__Information supplied__
<<<<

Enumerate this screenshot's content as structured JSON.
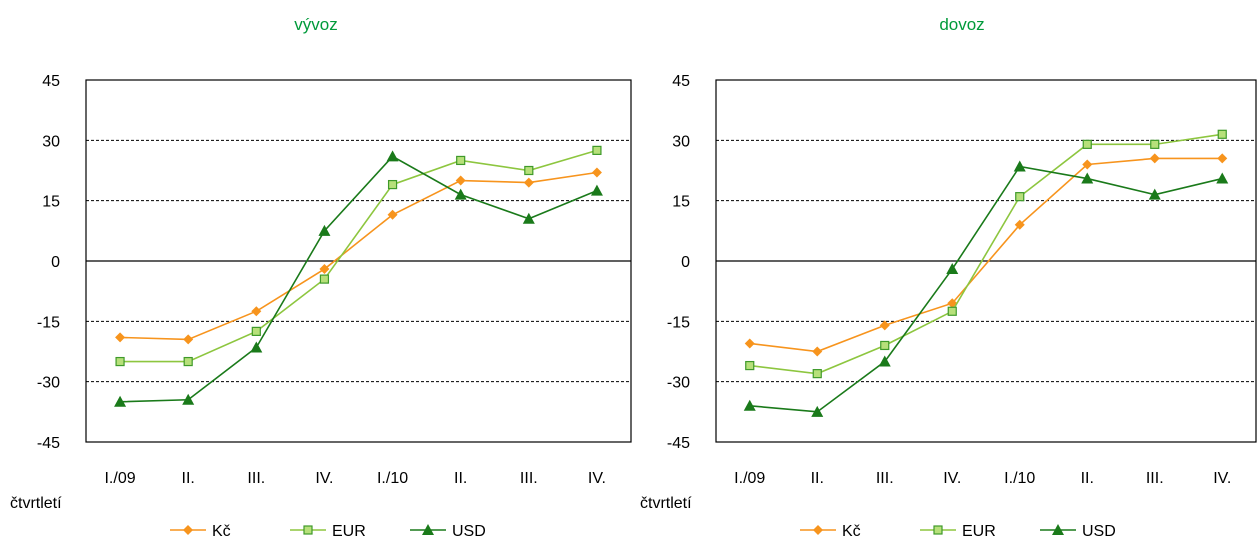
{
  "chart_data": [
    {
      "type": "line",
      "title": "vývoz",
      "xlabel": "čtvrtletí",
      "categories": [
        "I./09",
        "II.",
        "III.",
        "IV.",
        "I./10",
        "II.",
        "III.",
        "IV."
      ],
      "yticks": [
        "45",
        "30",
        "15",
        "0",
        "-15",
        "-30",
        "-45"
      ],
      "ylim": [
        -45,
        45
      ],
      "grid": true,
      "legend": "bottom",
      "series": [
        {
          "name": "Kč",
          "color": "#f7941d",
          "marker": "diamond",
          "values": [
            -19,
            -19.5,
            -12.5,
            -2,
            11.5,
            20,
            19.5,
            22
          ]
        },
        {
          "name": "EUR",
          "color": "#8dc63f",
          "marker": "square",
          "values": [
            -25,
            -25,
            -17.5,
            -4.5,
            19,
            25,
            22.5,
            27.5
          ]
        },
        {
          "name": "USD",
          "color": "#1a7a1a",
          "marker": "triangle",
          "values": [
            -35,
            -34.5,
            -21.5,
            7.5,
            26,
            16.5,
            10.5,
            17.5
          ]
        }
      ]
    },
    {
      "type": "line",
      "title": "dovoz",
      "xlabel": "čtvrtletí",
      "categories": [
        "I./09",
        "II.",
        "III.",
        "IV.",
        "I./10",
        "II.",
        "III.",
        "IV."
      ],
      "yticks": [
        "45",
        "30",
        "15",
        "0",
        "-15",
        "-30",
        "-45"
      ],
      "ylim": [
        -45,
        45
      ],
      "grid": true,
      "legend": "bottom",
      "series": [
        {
          "name": "Kč",
          "color": "#f7941d",
          "marker": "diamond",
          "values": [
            -20.5,
            -22.5,
            -16,
            -10.5,
            9,
            24,
            25.5,
            25.5
          ]
        },
        {
          "name": "EUR",
          "color": "#8dc63f",
          "marker": "square",
          "values": [
            -26,
            -28,
            -21,
            -12.5,
            16,
            29,
            29,
            31.5
          ]
        },
        {
          "name": "USD",
          "color": "#1a7a1a",
          "marker": "triangle",
          "values": [
            -36,
            -37.5,
            -25,
            -2,
            23.5,
            20.5,
            16.5,
            20.5
          ]
        }
      ]
    }
  ]
}
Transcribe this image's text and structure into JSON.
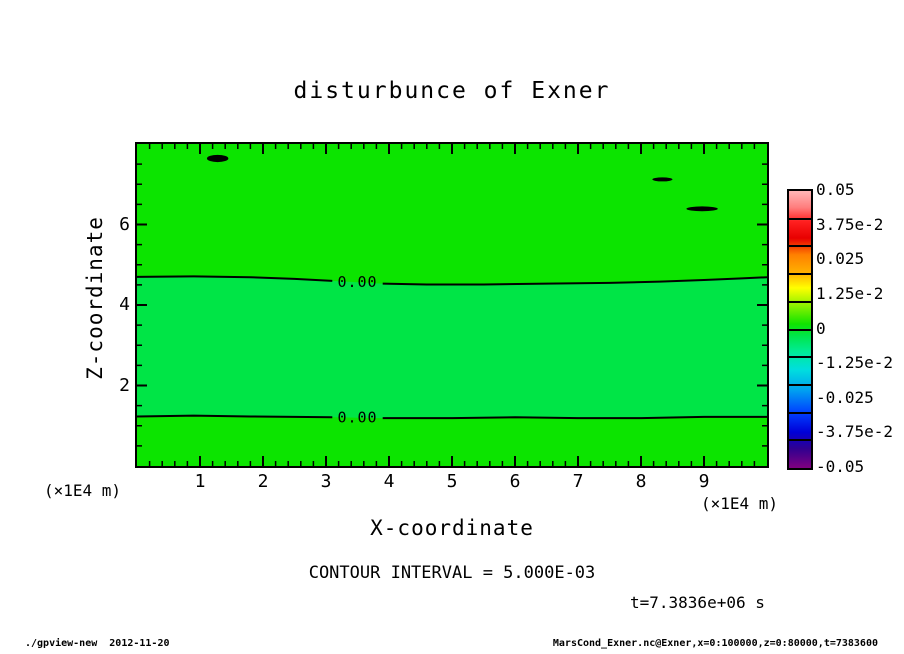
{
  "title": "disturbunce of Exner",
  "annotations": {
    "contour_interval": "CONTOUR INTERVAL = 5.000E-03",
    "time": "t=7.3836e+06 s"
  },
  "footer": {
    "left": "./gpview-new  2012-11-20",
    "right": "MarsCond_Exner.nc@Exner,x=0:100000,z=0:80000,t=7383600"
  },
  "chart_data": {
    "type": "heatmap",
    "subtype": "filled-contour",
    "title": "disturbunce of Exner",
    "xlabel": "X-coordinate",
    "ylabel": "Z-coordinate",
    "x_unit": "(×1E4 m)",
    "y_unit": "(×1E4 m)",
    "xlim": [
      0,
      10
    ],
    "ylim": [
      0,
      8
    ],
    "x_major_ticks": [
      1,
      2,
      3,
      4,
      5,
      6,
      7,
      8,
      9
    ],
    "x_minor_step": 0.2,
    "y_major_ticks": [
      2,
      4,
      6
    ],
    "y_minor_step": 0.5,
    "contour_interval": 0.005,
    "grid": false,
    "contours": {
      "zero_upper": {
        "level_label": "0.00",
        "label_x": 3.5,
        "label_z": 4.57,
        "points_left": [
          [
            0,
            4.7
          ],
          [
            0.9,
            4.71
          ],
          [
            1.8,
            4.69
          ],
          [
            2.5,
            4.65
          ],
          [
            3.1,
            4.6
          ]
        ],
        "points_right": [
          [
            3.9,
            4.53
          ],
          [
            4.6,
            4.51
          ],
          [
            5.5,
            4.51
          ],
          [
            6.5,
            4.53
          ],
          [
            7.5,
            4.55
          ],
          [
            8.3,
            4.58
          ],
          [
            9.0,
            4.62
          ],
          [
            9.6,
            4.66
          ],
          [
            10,
            4.69
          ]
        ]
      },
      "zero_lower": {
        "level_label": "0.00",
        "label_x": 3.5,
        "label_z": 1.21,
        "points_left": [
          [
            0,
            1.23
          ],
          [
            0.9,
            1.25
          ],
          [
            1.8,
            1.23
          ],
          [
            2.5,
            1.22
          ],
          [
            3.1,
            1.21
          ]
        ],
        "points_right": [
          [
            3.9,
            1.19
          ],
          [
            5.0,
            1.19
          ],
          [
            6.0,
            1.21
          ],
          [
            7.0,
            1.19
          ],
          [
            8.0,
            1.19
          ],
          [
            9.0,
            1.22
          ],
          [
            10,
            1.22
          ]
        ]
      }
    },
    "closed_contour_blobs": [
      {
        "cx": 1.28,
        "cz": 7.64,
        "rx": 0.17,
        "rz": 0.09
      },
      {
        "cx": 8.34,
        "cz": 7.12,
        "rx": 0.16,
        "rz": 0.05
      },
      {
        "cx": 8.97,
        "cz": 6.39,
        "rx": 0.25,
        "rz": 0.06
      }
    ],
    "colorbar": {
      "labels": [
        "0.05",
        "3.75e-2",
        "0.025",
        "1.25e-2",
        "0",
        "-1.25e-2",
        "-0.025",
        "-3.75e-2",
        "-0.05"
      ],
      "vmin": -0.05,
      "vmax": 0.05,
      "segments": 10
    },
    "colors": {
      "positive_fill": "#0ce400",
      "negative_fill": "#00e546",
      "contour_line": "#000000",
      "frame": "#000000",
      "background": "#ffffff",
      "colorbar_stops": [
        {
          "pos": 0.0,
          "color": "#ffb6b6"
        },
        {
          "pos": 0.06,
          "color": "#ff7d7d"
        },
        {
          "pos": 0.11,
          "color": "#ff2020"
        },
        {
          "pos": 0.17,
          "color": "#e80000"
        },
        {
          "pos": 0.23,
          "color": "#ff8000"
        },
        {
          "pos": 0.3,
          "color": "#ffb400"
        },
        {
          "pos": 0.35,
          "color": "#ffff00"
        },
        {
          "pos": 0.42,
          "color": "#80f000"
        },
        {
          "pos": 0.48,
          "color": "#10e400"
        },
        {
          "pos": 0.52,
          "color": "#00e546"
        },
        {
          "pos": 0.58,
          "color": "#00ec96"
        },
        {
          "pos": 0.645,
          "color": "#00dede"
        },
        {
          "pos": 0.72,
          "color": "#00a0f0"
        },
        {
          "pos": 0.8,
          "color": "#0040ff"
        },
        {
          "pos": 0.87,
          "color": "#0000d8"
        },
        {
          "pos": 0.93,
          "color": "#300090"
        },
        {
          "pos": 1.0,
          "color": "#800080"
        }
      ]
    }
  }
}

>>>>

__Aim__
Show every line of the records above that contains the word "title".

__Completed exercise__
      "title": "vývoz",
      "title": "dovoz",
  "title": "disturbunce of Exner",
    "title": "disturbunce of Exner",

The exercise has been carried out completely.